▸ **TASK PROMPT**: Select from the records below every line that has the word "none" in it.
## BEGIN DATA FOR THIS EXERCISE
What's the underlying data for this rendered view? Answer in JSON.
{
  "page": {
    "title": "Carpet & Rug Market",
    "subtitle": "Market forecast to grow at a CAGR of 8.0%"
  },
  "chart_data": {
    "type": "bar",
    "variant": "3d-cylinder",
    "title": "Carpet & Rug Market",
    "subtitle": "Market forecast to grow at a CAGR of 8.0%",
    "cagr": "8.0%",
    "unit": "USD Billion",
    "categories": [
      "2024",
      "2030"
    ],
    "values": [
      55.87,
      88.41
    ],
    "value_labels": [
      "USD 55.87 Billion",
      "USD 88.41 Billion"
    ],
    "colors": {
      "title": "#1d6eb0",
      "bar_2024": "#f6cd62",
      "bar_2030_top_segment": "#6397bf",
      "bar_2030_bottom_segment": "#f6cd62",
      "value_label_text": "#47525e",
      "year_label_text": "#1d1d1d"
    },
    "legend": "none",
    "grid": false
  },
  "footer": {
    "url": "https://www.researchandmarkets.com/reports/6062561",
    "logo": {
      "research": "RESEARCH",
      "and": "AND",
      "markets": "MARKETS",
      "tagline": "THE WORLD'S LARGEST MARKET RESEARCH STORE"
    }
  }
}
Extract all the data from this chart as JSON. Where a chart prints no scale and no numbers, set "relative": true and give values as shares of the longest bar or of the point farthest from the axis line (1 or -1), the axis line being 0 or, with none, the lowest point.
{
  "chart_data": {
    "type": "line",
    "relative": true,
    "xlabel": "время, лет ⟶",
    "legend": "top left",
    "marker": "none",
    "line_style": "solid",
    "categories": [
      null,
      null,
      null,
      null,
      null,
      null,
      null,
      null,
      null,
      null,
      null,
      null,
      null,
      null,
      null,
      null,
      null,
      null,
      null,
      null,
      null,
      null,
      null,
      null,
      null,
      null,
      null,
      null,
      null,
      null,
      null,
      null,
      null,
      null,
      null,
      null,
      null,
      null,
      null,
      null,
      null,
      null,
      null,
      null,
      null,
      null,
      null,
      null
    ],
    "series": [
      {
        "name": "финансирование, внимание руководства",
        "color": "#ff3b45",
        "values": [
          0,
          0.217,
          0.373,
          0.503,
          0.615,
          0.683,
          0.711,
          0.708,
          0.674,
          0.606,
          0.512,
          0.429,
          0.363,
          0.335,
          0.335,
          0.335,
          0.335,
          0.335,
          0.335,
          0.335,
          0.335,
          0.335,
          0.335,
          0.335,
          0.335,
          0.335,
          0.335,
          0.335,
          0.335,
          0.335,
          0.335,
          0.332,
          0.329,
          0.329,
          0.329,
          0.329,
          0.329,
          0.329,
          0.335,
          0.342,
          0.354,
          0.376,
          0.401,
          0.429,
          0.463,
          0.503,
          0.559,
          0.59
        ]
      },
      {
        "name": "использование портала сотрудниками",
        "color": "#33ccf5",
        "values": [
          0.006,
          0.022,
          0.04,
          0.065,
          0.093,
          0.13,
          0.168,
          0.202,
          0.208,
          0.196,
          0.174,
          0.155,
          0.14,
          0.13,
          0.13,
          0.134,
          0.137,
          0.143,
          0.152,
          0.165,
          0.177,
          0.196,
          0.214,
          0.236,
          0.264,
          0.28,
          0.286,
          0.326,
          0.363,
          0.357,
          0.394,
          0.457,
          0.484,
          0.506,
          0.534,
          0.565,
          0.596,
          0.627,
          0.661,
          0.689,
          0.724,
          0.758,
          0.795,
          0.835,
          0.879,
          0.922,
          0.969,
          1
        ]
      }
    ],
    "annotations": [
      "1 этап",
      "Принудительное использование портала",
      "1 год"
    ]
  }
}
## END DATA FOR THIS EXERCISE
▸ **IN RESPONSE**:
    "legend": "none",
Extract all the data from this chart as JSON. Where a chart prints no scale and no numbers, set "relative": true and give values as shares of the longest bar or of the point farthest from the axis line (1 or -1), the axis line being 0 or, with none, the lowest point.
    "marker": "none",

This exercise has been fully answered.